(PROVIDED TEXT begins)
The important transit station has undergone a historic transformation – we review the changes, from top to bottom. As well, check out the drone video.
Things sure have changed.
Including at Cooksville GO.
After about three years in the making to transform the Cooksville Station, GO customers can now brag about a new and improved Mississauga transit hub.
It officially opens today.
But there’s a lot happening beyond the obvious changes – including design elements protecting nearby neighbours from the glare of car lights and how the facility is watering plants in a smart way.
As one of the most popular and therefore congested stations on the Milton line, parking at the facility was becoming a growing challenge year over year. One of the first things customers may notice is the new, six-story parking garage, located northwest of the station.
“Our goal from day one has been to deliver a final product that will greatly enhance the transit experience for our customers,” said James Schick, Metrolinx project manager.
“We are absolutely delighted by the customer feedback we have received to date and are excited for customers to experience the new and improved Cooksville GO in its entirety – better connections, better access to transit, and more station amenities.”
The parking garage provides more than 750 new spots, bringing the total number of parking at the station to more than 2,500 spaces. Partially opened in 2018, the parking garage is now fully operational.
Accessible parking is available on the first and fourth floors. Repairs were also made to the surface level parking lots.
To get from the parking garage to the platform is a brief elevator ride or stair climb, followed by a quick jaunt over the new pedestrian bridge. Customers can also access a tunnel from the platform to the parking garage.
THE NEW STATION
A new station building adjacent to the parking garage offers ticket booths, PRESTO machines, seated waiting area, digital screens with electronic train and bus schedules, and restrooms. An underground tunnel in the station provides customers with a direct connection to the rail platform on the other side of the tracks.
(PROVIDED TEXT ends)
(GIVEN ENTRIES begins)
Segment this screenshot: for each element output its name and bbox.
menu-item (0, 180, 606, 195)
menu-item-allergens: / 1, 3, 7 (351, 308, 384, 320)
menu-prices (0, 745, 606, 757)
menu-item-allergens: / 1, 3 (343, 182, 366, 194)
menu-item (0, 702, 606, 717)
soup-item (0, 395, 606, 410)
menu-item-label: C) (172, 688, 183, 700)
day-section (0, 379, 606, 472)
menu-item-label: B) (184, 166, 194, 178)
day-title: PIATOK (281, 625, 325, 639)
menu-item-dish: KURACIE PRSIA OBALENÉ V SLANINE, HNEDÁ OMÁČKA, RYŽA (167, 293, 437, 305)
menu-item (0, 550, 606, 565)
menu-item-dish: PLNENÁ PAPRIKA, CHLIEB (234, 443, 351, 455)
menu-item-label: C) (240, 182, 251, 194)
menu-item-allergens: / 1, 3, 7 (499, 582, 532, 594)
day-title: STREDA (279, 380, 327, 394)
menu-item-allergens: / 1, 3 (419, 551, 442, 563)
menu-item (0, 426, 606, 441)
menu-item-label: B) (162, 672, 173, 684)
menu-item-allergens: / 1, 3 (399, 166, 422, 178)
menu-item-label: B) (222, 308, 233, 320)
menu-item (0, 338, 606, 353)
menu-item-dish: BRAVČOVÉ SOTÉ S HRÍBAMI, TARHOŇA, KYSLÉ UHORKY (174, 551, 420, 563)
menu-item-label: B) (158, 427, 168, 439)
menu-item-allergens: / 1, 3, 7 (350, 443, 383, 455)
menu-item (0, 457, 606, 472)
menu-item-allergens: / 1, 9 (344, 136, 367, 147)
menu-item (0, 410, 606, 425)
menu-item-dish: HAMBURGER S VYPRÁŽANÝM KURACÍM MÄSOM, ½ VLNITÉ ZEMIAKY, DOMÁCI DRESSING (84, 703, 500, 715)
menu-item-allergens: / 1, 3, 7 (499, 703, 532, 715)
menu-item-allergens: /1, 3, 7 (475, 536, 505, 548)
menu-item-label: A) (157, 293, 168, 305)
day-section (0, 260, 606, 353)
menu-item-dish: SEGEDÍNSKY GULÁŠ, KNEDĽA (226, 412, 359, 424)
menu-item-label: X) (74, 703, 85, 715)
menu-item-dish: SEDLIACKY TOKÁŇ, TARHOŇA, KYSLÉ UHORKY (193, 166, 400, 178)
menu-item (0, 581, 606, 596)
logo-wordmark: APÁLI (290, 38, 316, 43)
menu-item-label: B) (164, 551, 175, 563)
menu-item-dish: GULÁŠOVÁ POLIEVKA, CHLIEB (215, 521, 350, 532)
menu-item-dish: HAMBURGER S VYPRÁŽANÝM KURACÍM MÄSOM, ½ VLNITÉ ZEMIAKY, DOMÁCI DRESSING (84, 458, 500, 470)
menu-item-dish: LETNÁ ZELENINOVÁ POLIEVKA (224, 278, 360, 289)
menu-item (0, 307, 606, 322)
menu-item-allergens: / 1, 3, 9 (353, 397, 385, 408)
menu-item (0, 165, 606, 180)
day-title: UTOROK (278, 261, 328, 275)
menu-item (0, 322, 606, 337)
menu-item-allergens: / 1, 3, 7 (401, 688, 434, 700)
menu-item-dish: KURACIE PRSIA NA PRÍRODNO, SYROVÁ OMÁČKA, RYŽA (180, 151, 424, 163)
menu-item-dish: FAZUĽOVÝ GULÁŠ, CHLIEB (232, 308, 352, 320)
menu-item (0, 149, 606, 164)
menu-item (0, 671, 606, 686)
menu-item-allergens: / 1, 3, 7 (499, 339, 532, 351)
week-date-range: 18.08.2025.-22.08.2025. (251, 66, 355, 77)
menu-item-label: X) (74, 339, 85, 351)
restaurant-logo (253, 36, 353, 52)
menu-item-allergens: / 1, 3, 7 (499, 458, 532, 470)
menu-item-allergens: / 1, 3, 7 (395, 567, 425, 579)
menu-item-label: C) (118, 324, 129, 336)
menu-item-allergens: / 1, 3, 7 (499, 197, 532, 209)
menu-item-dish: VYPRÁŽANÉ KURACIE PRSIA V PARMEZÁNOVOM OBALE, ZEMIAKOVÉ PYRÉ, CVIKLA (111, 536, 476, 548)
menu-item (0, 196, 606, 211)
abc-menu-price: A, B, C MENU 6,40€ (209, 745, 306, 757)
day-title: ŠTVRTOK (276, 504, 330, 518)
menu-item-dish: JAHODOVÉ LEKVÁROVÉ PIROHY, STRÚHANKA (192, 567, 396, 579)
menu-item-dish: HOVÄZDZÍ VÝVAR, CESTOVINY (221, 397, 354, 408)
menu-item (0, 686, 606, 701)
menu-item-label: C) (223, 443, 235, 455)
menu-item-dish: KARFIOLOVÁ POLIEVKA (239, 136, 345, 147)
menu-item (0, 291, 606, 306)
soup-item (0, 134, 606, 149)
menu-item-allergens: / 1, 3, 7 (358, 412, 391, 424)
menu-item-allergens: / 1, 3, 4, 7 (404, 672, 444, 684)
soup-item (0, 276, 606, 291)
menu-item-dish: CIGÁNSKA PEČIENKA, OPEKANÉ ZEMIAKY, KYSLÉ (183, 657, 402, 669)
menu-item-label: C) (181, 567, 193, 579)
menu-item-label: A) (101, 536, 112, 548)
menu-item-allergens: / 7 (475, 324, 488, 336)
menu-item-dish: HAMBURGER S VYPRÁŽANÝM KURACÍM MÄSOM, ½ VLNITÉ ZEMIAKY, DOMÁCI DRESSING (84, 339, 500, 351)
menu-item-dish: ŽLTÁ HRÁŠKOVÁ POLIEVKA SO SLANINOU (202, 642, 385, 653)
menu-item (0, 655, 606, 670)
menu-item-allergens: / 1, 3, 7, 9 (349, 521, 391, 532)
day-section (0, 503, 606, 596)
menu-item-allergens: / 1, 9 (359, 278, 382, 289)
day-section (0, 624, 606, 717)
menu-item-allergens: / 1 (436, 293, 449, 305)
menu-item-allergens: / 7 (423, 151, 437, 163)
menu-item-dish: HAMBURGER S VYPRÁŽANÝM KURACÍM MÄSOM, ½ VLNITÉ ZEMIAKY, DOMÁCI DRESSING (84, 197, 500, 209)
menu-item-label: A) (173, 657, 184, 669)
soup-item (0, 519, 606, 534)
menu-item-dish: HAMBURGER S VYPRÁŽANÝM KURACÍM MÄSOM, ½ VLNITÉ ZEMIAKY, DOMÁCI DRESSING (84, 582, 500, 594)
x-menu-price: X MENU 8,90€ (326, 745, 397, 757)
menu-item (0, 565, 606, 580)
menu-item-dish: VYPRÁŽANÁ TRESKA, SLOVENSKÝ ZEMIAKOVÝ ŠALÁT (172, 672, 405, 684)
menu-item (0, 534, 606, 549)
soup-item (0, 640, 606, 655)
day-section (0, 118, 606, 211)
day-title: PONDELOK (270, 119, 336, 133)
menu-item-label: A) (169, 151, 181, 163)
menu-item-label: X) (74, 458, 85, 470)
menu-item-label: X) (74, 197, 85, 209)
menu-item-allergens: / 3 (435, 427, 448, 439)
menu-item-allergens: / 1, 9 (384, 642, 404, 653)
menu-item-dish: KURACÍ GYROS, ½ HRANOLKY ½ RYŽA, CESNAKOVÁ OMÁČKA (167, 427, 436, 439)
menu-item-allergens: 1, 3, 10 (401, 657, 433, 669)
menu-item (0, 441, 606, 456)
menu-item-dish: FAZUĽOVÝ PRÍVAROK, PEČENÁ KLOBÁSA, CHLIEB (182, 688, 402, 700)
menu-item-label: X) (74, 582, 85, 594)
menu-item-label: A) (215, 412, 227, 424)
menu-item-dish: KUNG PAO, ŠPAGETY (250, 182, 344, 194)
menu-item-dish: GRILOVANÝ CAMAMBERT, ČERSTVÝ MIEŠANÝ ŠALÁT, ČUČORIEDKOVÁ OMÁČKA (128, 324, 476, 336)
(GIVEN ENTRIES ends)
_PROMPT 1_
Please write out the passage of the Cooksville GO article from "It officially opens" to "Metrolinx project manager.".
_PROMPT 2_
Continue the Cooksville GO article from where it stops.

_RESPONSE 1_
It officially opens today.
But there’s a lot happening beyond the obvious changes – including design elements protecting nearby neighbours from the glare of car lights and how the facility is watering plants in a smart way.
As one of the most popular and therefore congested stations on the Milton line, parking at the facility was becoming a growing challenge year over year. One of the first things customers may notice is the new, six-story parking garage, located northwest of the station.
“Our goal from day one has been to deliver a final product that will greatly enhance the transit experience for our customers,” said James Schick, Metrolinx project manager.

_RESPONSE 2_
Both the parking garage and GO station building area can be easily accessed by the new east pavilion, located a couple hundred metres from the station. Opened in September 2020, the building provides WiFi accessibility, and a waiting area with a view of the new passenger pick-up and drop-off. The secure bike storage will be opening soon. An underground tunnel at the main entrance connects customers to the rail platform on the other side of the tracks.
PLATFORMS AND LIGHTING
New platforms have been built with tactile yellow safety tiles, digital signs, canopied shelters to protect against weather and a snowmelt system for icy and snowy conditions. Bus platforms have been expanded with a new snow melt system, a new indoor waiting area at the bus loop was added, and eight new bus bays for GO and MiWay bus service were built.
The objective of the new parking structure design was to enhance both the urban realm and the customer experience. The design enhancements for the parking garage include a sculptural screen cladding system that adds a unique quality to what could have been a utilitarian structure.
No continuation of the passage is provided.